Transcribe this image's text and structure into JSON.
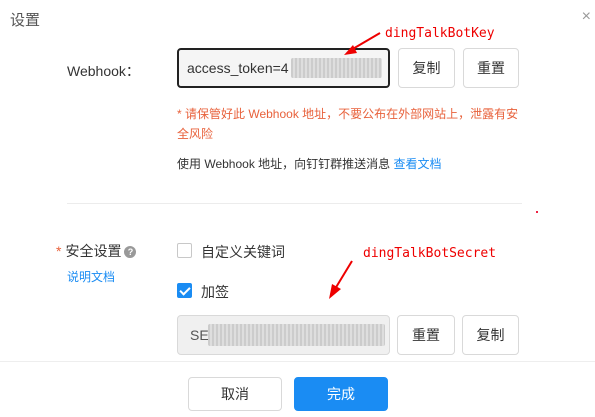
{
  "dialog": {
    "title": "设置",
    "close_glyph": "×"
  },
  "webhook": {
    "label": "Webhook：",
    "value_visible": "access_token=4",
    "copy_label": "复制",
    "reset_label": "重置",
    "warning": "* 请保管好此 Webhook 地址，不要公布在外部网站上，泄露有安全风险",
    "note": "使用 Webhook 地址，向钉钉群推送消息",
    "doc_link": "查看文档"
  },
  "security": {
    "required_mark": "*",
    "label": "安全设置",
    "help_glyph": "?",
    "doc_link": "说明文档",
    "custom_keyword_label": "自定义关键词",
    "custom_keyword_checked": false,
    "sign_label": "加签",
    "sign_checked": true,
    "secret_visible": "SE",
    "reset_label": "重置",
    "copy_label": "复制"
  },
  "annotations": {
    "key_label": "dingTalkBotKey",
    "secret_label": "dingTalkBotSecret",
    "color": "#ee0000"
  },
  "footer": {
    "cancel_label": "取消",
    "done_label": "完成"
  },
  "colors": {
    "primary": "#1a8cf3",
    "warning": "#e8613b"
  }
}
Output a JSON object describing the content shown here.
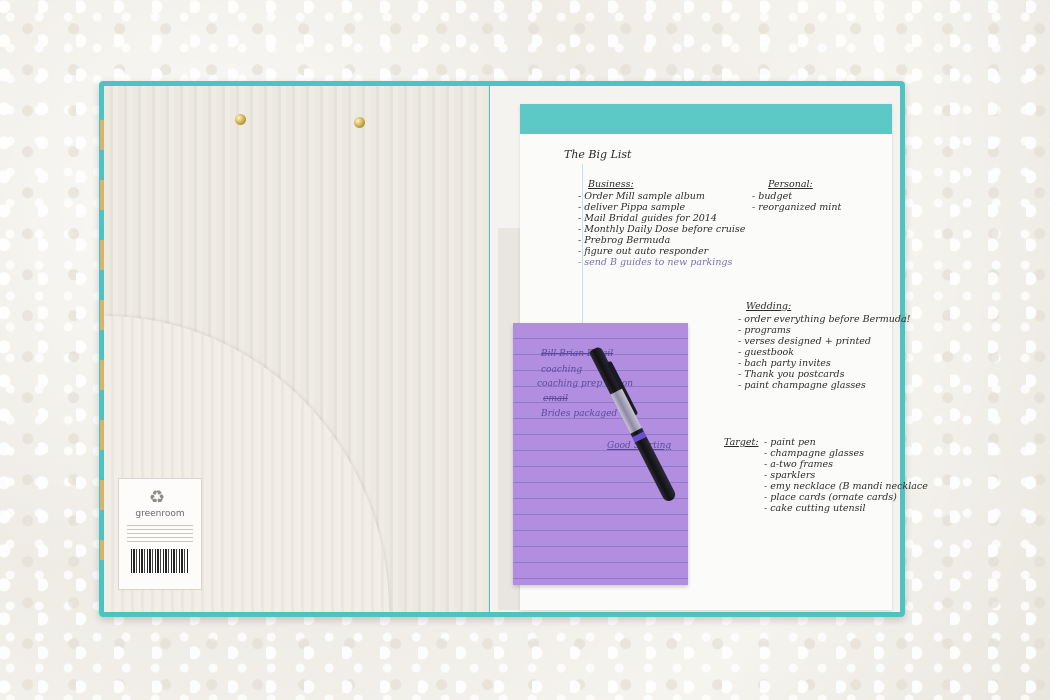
{
  "label": {
    "brand": "greenroom"
  },
  "list": {
    "title": "The Big List",
    "business": {
      "heading": "Business:",
      "items": [
        "Order Mill sample album",
        "deliver Pippa sample",
        "Mail Bridal guides for 2014",
        "Monthly Daily Dose before cruise",
        "Prebrog Bermuda",
        "figure out auto responder",
        "send B guides to new parkings"
      ]
    },
    "personal": {
      "heading": "Personal:",
      "items": [
        "budget",
        "reorganized mint"
      ]
    },
    "wedding": {
      "heading": "Wedding:",
      "items": [
        "order everything before Bermuda!",
        "programs",
        "verses designed + printed",
        "guestbook",
        "bach party invites",
        "Thank you postcards",
        "paint champagne glasses"
      ]
    },
    "target": {
      "heading": "Target:",
      "items": [
        "paint pen",
        "champagne glasses",
        "a-two frames",
        "sparklers",
        "emy necklace (B mandi necklace",
        "place cards (ornate cards)",
        "cake cutting utensil"
      ]
    }
  },
  "sticky": {
    "items": [
      "Bill Brian Email",
      "coaching",
      "coaching prep action",
      "email",
      "Brides packaged",
      "Good Starting"
    ]
  }
}
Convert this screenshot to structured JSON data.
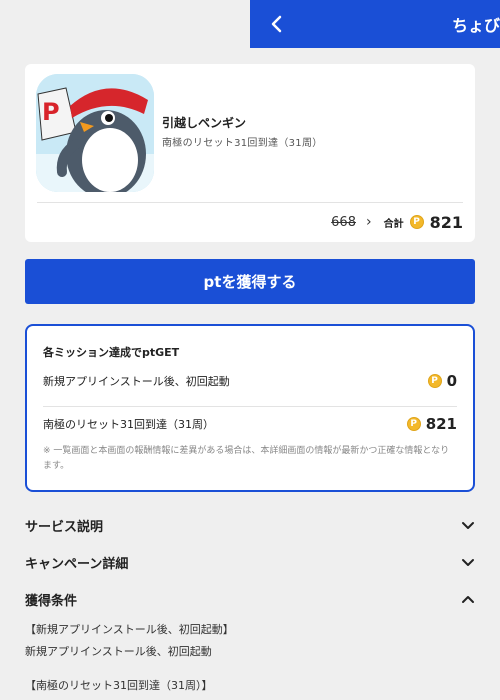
{
  "header": {
    "title": "ちょび",
    "back_icon": "chevron-left-icon",
    "background": "#1a4fd6"
  },
  "app": {
    "name": "引越しペンギン",
    "subtitle": "南極のリセット31回到達（31周）",
    "old_points": "668",
    "total_label": "合計",
    "total_points": "821",
    "coin_symbol": "P"
  },
  "get_button": {
    "label": "ptを獲得する"
  },
  "missions": {
    "title": "各ミッション達成でptGET",
    "items": [
      {
        "label": "新規アプリインストール後、初回起動",
        "points": "0"
      },
      {
        "label": "南極のリセット31回到達（31周）",
        "points": "821"
      }
    ],
    "note": "※ 一覧画面と本画面の報酬情報に差異がある場合は、本詳細画面の情報が最新かつ正確な情報となります。"
  },
  "sections": [
    {
      "title": "サービス説明",
      "state": "collapsed",
      "icon": "chevron-down-icon"
    },
    {
      "title": "キャンペーン詳細",
      "state": "collapsed",
      "icon": "chevron-down-icon"
    },
    {
      "title": "獲得条件",
      "state": "expanded",
      "icon": "chevron-up-icon"
    }
  ],
  "conditions": {
    "line1": "【新規アプリインストール後、初回起動】",
    "line2": "新規アプリインストール後、初回起動",
    "line3": "【南極のリセット31回到達（31周）】"
  },
  "colors": {
    "accent": "#1a4fd6",
    "coin": "#f3b82a",
    "page_bg": "#efefef"
  }
}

§ What the task requires: Quote every record above exactly, omitting any pictures they contain.

§ Completed task:
Transcribe this image's text and structure into JSON.
{
  "dialog": {
    "title": "设置",
    "close_glyph": "×"
  },
  "webhook": {
    "label": "Webhook：",
    "value_visible": "access_token=4",
    "copy_label": "复制",
    "reset_label": "重置",
    "warning": "* 请保管好此 Webhook 地址，不要公布在外部网站上，泄露有安全风险",
    "note": "使用 Webhook 地址，向钉钉群推送消息",
    "doc_link": "查看文档"
  },
  "security": {
    "required_mark": "*",
    "label": "安全设置",
    "help_glyph": "?",
    "doc_link": "说明文档",
    "custom_keyword_label": "自定义关键词",
    "custom_keyword_checked": false,
    "sign_label": "加签",
    "sign_checked": true,
    "secret_visible": "SE",
    "reset_label": "重置",
    "copy_label": "复制"
  },
  "annotations": {
    "key_label": "dingTalkBotKey",
    "secret_label": "dingTalkBotSecret",
    "color": "#ee0000"
  },
  "footer": {
    "cancel_label": "取消",
    "done_label": "完成"
  },
  "colors": {
    "primary": "#1a8cf3",
    "warning": "#e8613b"
  }
}
Output a JSON object describing the content shown here.
{
  "label": {
    "brand": "greenroom"
  },
  "list": {
    "title": "The Big List",
    "business": {
      "heading": "Business:",
      "items": [
        "Order Mill sample album",
        "deliver Pippa sample",
        "Mail Bridal guides for 2014",
        "Monthly Daily Dose before cruise",
        "Prebrog Bermuda",
        "figure out auto responder",
        "send B guides to new parkings"
      ]
    },
    "personal": {
      "heading": "Personal:",
      "items": [
        "budget",
        "reorganized mint"
      ]
    },
    "wedding": {
      "heading": "Wedding:",
      "items": [
        "order everything before Bermuda!",
        "programs",
        "verses designed + printed",
        "guestbook",
        "bach party invites",
        "Thank you postcards",
        "paint champagne glasses"
      ]
    },
    "target": {
      "heading": "Target:",
      "items": [
        "paint pen",
        "champagne glasses",
        "a-two frames",
        "sparklers",
        "emy necklace (B mandi necklace",
        "place cards (ornate cards)",
        "cake cutting utensil"
      ]
    }
  },
  "sticky": {
    "items": [
      "Bill Brian Email",
      "coaching",
      "coaching prep action",
      "email",
      "Brides packaged",
      "Good Starting"
    ]
  }
}
Convert this screenshot to structured JSON data.
{
  "header": {
    "title": "ちょび",
    "back_icon": "chevron-left-icon",
    "background": "#1a4fd6"
  },
  "app": {
    "name": "引越しペンギン",
    "subtitle": "南極のリセット31回到達（31周）",
    "old_points": "668",
    "total_label": "合計",
    "total_points": "821",
    "coin_symbol": "P"
  },
  "get_button": {
    "label": "ptを獲得する"
  },
  "missions": {
    "title": "各ミッション達成でptGET",
    "items": [
      {
        "label": "新規アプリインストール後、初回起動",
        "points": "0"
      },
      {
        "label": "南極のリセット31回到達（31周）",
        "points": "821"
      }
    ],
    "note": "※ 一覧画面と本画面の報酬情報に差異がある場合は、本詳細画面の情報が最新かつ正確な情報となります。"
  },
  "sections": [
    {
      "title": "サービス説明",
      "state": "collapsed",
      "icon": "chevron-down-icon"
    },
    {
      "title": "キャンペーン詳細",
      "state": "collapsed",
      "icon": "chevron-down-icon"
    },
    {
      "title": "獲得条件",
      "state": "expanded",
      "icon": "chevron-up-icon"
    }
  ],
  "conditions": {
    "line1": "【新規アプリインストール後、初回起動】",
    "line2": "新規アプリインストール後、初回起動",
    "line3": "【南極のリセット31回到達（31周）】"
  },
  "colors": {
    "accent": "#1a4fd6",
    "coin": "#f3b82a",
    "page_bg": "#efefef"
  }
}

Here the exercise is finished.